=== GIVEN DATA ===

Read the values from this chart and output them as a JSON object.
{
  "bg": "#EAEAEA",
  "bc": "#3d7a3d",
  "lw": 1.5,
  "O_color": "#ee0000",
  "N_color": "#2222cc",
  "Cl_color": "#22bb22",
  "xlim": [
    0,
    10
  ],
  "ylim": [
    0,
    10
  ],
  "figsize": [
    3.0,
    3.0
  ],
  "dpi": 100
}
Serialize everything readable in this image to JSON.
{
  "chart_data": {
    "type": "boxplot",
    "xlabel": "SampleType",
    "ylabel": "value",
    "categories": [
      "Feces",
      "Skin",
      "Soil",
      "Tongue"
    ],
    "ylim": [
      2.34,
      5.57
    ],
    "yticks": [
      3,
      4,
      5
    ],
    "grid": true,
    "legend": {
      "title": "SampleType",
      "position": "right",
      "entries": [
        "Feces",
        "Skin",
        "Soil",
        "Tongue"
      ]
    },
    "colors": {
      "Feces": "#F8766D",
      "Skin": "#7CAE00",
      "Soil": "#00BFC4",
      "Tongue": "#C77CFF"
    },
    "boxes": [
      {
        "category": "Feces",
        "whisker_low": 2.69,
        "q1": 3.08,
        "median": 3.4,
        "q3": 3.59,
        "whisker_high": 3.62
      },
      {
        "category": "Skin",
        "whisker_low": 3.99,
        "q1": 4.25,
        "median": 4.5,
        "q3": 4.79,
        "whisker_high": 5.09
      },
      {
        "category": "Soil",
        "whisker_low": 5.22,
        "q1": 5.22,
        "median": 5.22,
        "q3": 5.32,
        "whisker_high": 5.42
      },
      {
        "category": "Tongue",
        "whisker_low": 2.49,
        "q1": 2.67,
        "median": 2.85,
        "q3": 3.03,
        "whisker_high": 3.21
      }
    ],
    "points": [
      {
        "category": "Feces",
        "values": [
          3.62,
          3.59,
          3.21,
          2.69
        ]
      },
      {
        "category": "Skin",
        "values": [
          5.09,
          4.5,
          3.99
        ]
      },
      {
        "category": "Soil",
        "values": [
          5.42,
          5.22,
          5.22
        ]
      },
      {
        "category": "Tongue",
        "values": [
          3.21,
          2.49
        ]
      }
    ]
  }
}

===

## YOUR GOAL
Using the listing above, gather each line that holds the string "Feces" and copy it.

## TASK RESULT
      "Feces",
        "Feces",
      "Feces": "#F8766D",
        "category": "Feces",
        "category": "Feces",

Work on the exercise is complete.